Copy word for word the lines from the one containing "For every button, label, input, icon, or" up to and including the one containing "credential-text[interactable]: Active in".
[Start of Data for the task]
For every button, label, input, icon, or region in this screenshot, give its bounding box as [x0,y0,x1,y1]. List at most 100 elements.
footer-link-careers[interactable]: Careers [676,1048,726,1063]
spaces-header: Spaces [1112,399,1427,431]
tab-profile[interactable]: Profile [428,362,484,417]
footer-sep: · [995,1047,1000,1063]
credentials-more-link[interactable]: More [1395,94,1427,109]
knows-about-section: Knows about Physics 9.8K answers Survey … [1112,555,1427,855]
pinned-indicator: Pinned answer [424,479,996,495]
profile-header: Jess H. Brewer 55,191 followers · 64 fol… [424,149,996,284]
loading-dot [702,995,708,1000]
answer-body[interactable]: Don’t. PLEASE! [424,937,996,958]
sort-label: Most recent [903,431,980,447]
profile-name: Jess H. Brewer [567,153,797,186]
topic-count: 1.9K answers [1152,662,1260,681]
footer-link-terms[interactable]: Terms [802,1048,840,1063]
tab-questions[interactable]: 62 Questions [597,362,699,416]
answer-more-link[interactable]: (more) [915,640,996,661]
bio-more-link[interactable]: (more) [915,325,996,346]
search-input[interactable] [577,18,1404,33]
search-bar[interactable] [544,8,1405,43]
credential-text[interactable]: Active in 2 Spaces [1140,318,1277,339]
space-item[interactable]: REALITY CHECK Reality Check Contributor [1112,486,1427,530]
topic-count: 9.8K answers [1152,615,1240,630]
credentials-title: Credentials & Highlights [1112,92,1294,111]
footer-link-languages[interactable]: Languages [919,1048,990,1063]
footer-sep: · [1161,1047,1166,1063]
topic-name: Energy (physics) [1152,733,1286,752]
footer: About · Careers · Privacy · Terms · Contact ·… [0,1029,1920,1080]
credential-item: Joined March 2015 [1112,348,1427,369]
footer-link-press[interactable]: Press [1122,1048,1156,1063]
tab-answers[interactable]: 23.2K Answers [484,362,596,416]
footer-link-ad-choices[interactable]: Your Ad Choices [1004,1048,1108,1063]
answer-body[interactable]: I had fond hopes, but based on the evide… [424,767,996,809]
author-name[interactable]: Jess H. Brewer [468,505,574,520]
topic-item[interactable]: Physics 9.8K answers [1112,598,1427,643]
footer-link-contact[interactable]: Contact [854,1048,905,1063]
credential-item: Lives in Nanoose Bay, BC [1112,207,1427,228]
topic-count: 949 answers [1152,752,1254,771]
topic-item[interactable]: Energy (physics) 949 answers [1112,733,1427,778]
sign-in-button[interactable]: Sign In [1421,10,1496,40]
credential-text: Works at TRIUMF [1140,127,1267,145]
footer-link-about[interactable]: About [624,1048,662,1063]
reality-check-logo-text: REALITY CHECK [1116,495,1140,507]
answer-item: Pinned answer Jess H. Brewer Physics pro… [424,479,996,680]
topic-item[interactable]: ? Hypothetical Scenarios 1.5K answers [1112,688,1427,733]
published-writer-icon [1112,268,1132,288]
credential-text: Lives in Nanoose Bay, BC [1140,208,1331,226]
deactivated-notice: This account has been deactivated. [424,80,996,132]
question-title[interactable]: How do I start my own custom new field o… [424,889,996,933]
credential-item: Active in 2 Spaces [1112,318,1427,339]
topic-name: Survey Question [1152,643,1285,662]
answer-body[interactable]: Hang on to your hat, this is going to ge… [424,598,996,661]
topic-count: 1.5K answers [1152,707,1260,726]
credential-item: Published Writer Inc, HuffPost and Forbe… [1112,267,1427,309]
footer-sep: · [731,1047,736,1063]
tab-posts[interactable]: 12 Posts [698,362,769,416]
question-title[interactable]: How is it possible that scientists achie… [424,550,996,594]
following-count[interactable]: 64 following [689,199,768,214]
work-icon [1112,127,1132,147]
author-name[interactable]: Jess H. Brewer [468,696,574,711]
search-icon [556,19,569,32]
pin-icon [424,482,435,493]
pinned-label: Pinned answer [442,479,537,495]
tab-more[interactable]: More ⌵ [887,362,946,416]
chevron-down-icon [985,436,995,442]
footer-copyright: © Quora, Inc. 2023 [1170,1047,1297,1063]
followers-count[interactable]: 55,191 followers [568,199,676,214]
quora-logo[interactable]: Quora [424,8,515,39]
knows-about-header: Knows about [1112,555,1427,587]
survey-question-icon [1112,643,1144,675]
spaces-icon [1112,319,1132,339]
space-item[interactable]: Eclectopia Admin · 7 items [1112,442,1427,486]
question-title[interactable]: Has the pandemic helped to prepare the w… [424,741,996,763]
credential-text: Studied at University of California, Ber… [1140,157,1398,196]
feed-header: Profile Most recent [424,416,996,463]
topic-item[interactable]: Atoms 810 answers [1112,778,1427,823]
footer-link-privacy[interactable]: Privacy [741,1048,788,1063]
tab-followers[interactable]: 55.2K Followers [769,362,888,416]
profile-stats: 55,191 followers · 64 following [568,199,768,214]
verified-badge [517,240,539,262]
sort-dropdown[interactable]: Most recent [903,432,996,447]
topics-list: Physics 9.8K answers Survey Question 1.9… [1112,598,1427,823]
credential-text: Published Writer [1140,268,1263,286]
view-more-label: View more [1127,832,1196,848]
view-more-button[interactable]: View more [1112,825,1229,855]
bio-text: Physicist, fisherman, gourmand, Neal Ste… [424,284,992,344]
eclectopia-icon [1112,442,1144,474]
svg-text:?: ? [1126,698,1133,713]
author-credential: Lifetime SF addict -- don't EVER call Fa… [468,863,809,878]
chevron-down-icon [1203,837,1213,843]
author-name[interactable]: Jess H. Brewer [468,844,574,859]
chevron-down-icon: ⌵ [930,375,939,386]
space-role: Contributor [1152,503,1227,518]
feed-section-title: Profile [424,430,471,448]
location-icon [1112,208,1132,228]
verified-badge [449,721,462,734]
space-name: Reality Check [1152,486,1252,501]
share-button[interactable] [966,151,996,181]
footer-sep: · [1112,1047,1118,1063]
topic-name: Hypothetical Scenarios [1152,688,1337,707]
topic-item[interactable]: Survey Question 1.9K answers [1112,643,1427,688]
[End of Data for the task]
[Start of Data for the task]
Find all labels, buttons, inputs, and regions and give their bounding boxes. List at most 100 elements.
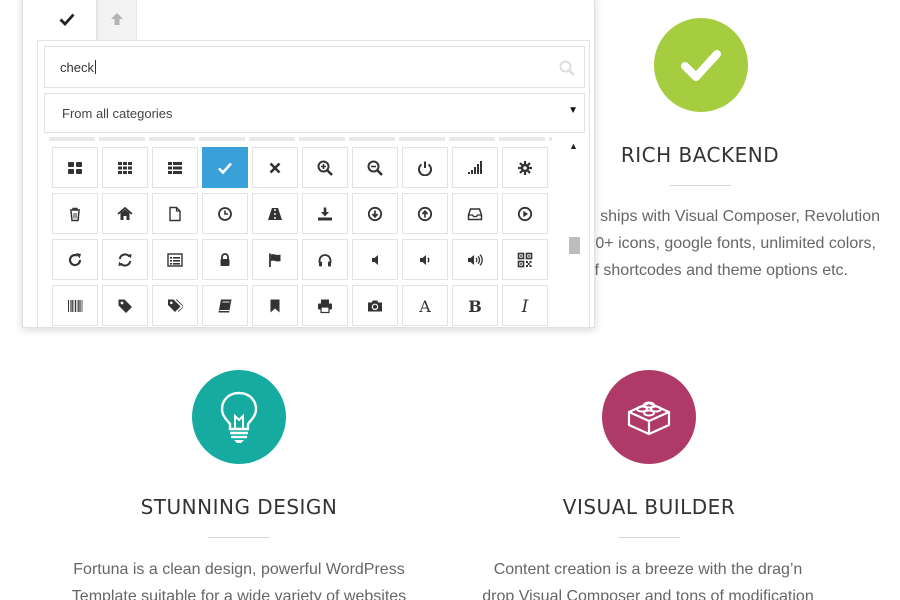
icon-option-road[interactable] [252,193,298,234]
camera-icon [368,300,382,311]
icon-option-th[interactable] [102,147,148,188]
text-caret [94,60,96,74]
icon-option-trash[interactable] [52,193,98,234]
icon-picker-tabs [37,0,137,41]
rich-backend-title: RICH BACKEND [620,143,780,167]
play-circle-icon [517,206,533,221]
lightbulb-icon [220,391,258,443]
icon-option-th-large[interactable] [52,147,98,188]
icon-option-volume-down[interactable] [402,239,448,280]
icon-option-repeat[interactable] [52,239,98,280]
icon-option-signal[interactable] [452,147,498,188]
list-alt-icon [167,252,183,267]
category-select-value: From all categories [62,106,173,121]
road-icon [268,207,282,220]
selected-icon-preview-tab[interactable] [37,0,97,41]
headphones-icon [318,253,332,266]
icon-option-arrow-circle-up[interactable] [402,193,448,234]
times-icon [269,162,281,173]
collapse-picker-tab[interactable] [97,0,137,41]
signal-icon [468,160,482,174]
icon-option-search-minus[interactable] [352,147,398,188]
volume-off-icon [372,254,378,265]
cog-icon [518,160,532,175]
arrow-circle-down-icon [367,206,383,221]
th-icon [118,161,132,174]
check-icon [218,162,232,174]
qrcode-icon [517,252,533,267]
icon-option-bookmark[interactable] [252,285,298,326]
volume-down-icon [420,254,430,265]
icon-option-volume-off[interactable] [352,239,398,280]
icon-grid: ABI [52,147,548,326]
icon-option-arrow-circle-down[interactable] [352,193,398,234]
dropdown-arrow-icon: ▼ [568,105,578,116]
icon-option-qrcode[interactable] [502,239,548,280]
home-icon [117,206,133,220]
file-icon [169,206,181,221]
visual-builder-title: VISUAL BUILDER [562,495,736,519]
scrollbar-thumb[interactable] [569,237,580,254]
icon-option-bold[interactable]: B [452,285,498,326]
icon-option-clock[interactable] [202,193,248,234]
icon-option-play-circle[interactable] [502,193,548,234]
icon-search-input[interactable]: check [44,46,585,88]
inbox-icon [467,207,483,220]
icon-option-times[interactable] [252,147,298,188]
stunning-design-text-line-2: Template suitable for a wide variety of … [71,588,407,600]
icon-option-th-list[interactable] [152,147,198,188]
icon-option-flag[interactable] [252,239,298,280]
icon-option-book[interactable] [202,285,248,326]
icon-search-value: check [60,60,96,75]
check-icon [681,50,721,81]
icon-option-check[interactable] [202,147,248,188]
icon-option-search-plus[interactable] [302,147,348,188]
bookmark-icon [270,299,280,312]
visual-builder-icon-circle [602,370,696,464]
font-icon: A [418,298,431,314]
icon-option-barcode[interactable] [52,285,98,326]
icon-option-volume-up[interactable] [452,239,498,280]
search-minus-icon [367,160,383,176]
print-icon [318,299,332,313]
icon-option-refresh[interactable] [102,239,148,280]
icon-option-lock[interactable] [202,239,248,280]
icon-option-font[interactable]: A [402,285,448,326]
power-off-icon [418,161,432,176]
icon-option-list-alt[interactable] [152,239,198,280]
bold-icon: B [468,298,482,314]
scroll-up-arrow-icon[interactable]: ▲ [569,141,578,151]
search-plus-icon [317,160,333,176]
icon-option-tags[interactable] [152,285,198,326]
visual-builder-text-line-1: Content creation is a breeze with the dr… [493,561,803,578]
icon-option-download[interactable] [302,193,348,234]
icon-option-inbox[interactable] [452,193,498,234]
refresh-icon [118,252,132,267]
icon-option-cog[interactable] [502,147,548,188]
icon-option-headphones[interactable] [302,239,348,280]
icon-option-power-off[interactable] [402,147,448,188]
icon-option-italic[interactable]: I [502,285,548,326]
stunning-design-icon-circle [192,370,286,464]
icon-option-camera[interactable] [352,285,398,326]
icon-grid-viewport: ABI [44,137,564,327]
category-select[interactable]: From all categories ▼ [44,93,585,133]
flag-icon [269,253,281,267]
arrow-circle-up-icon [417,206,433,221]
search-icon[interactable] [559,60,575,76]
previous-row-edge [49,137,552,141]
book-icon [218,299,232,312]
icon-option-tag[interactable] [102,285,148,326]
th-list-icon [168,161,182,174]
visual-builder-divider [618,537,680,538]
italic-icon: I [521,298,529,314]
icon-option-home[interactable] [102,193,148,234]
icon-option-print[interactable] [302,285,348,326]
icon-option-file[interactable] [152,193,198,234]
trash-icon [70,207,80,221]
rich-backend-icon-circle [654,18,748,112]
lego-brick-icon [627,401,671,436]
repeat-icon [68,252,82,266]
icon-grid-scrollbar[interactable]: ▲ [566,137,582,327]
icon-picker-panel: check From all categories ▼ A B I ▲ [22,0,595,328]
[End of Data for the task]
[Start of Data for the task]
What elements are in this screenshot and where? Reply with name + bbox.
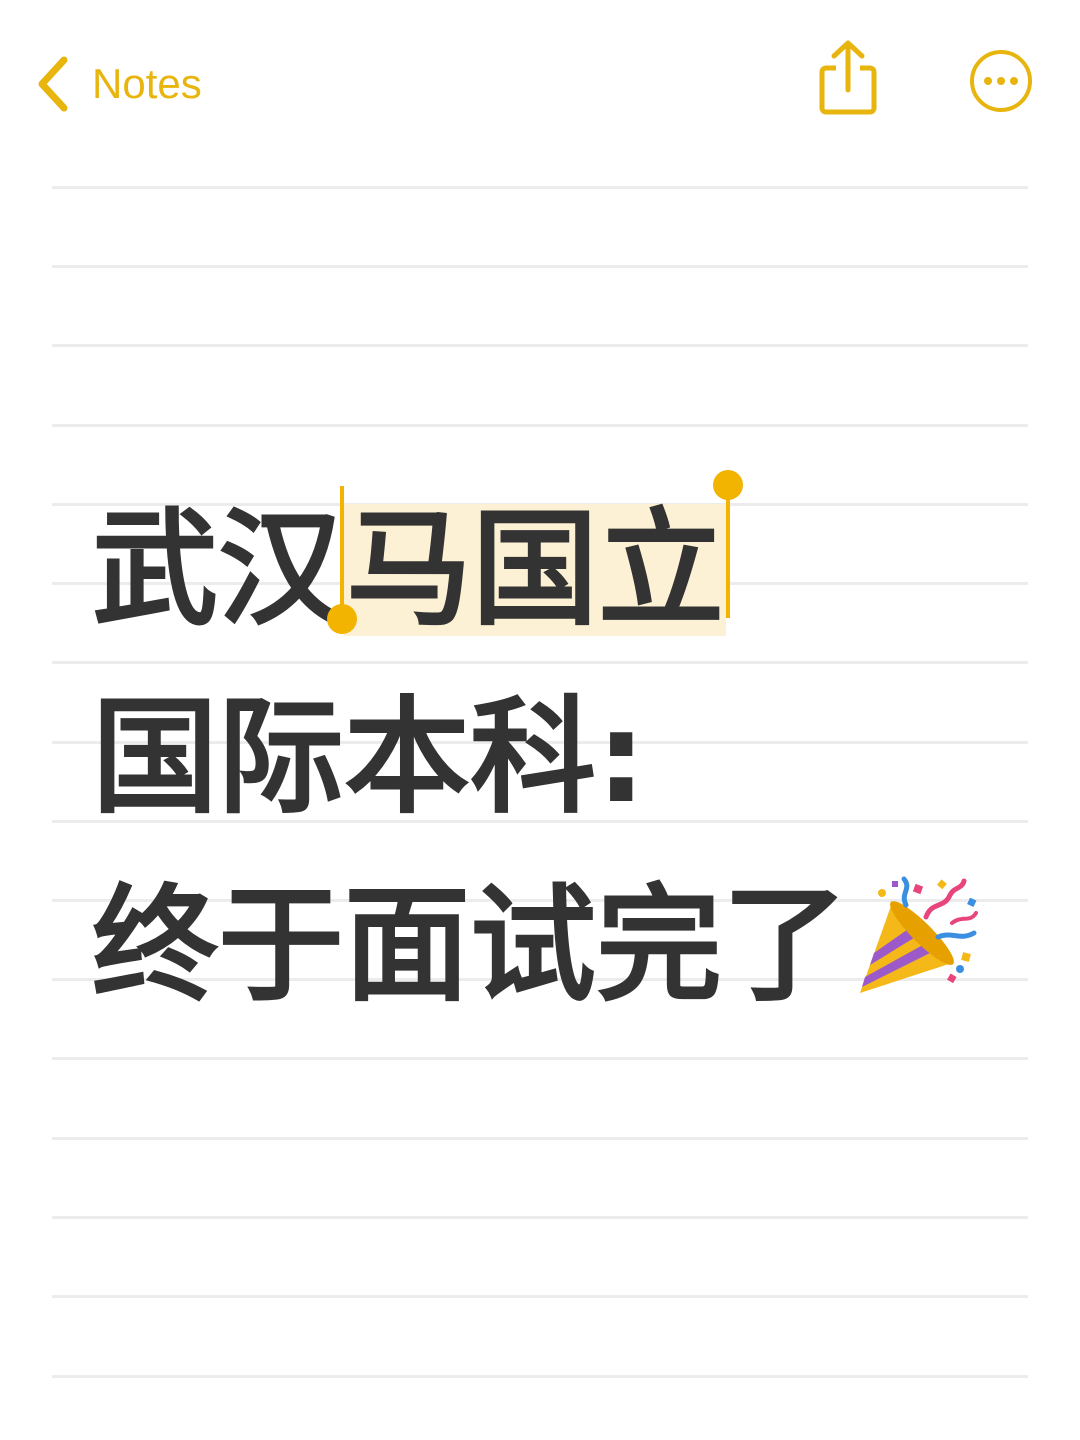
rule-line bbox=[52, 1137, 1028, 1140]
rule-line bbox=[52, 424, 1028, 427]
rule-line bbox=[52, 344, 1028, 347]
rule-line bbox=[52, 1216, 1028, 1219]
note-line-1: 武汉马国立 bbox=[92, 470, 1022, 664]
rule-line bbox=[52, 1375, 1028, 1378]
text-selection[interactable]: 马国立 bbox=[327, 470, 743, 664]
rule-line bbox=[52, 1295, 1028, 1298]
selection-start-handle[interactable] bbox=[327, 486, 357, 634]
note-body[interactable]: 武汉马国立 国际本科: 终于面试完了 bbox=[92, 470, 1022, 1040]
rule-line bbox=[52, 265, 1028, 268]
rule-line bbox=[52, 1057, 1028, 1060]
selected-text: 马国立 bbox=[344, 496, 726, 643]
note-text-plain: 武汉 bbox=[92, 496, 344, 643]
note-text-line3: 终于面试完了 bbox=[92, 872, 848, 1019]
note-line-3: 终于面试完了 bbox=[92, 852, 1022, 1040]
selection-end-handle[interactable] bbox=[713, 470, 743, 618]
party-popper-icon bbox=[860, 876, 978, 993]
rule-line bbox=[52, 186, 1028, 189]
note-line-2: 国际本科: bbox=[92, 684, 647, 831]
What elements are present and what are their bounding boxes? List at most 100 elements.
[End of Data for the task]
*Task response*.
For every button, label, input, icon, or region in this screenshot, give its bounding box as [x0,y0,x1,y1]. List at most 100 elements.
footer-link-careers[interactable]: Careers [676,1048,726,1063]
spaces-header: Spaces [1112,399,1427,431]
tab-profile[interactable]: Profile [428,362,484,417]
footer-sep: · [995,1047,1000,1063]
credentials-more-link[interactable]: More [1395,94,1427,109]
knows-about-section: Knows about Physics 9.8K answers Survey … [1112,555,1427,855]
pinned-indicator: Pinned answer [424,479,996,495]
profile-header: Jess H. Brewer 55,191 followers · 64 fol… [424,149,996,284]
loading-dot [702,995,708,1000]
answer-body[interactable]: Don’t. PLEASE! [424,937,996,958]
sort-label: Most recent [903,431,980,447]
profile-name: Jess H. Brewer [567,153,797,186]
topic-count: 1.9K answers [1152,662,1260,681]
footer-link-terms[interactable]: Terms [802,1048,840,1063]
tab-questions[interactable]: 62 Questions [597,362,699,416]
answer-more-link[interactable]: (more) [915,640,996,661]
bio-more-link[interactable]: (more) [915,325,996,346]
search-input[interactable] [577,18,1404,33]
search-bar[interactable] [544,8,1405,43]
credential-text[interactable]: Active in 2 Spaces [1140,318,1277,339]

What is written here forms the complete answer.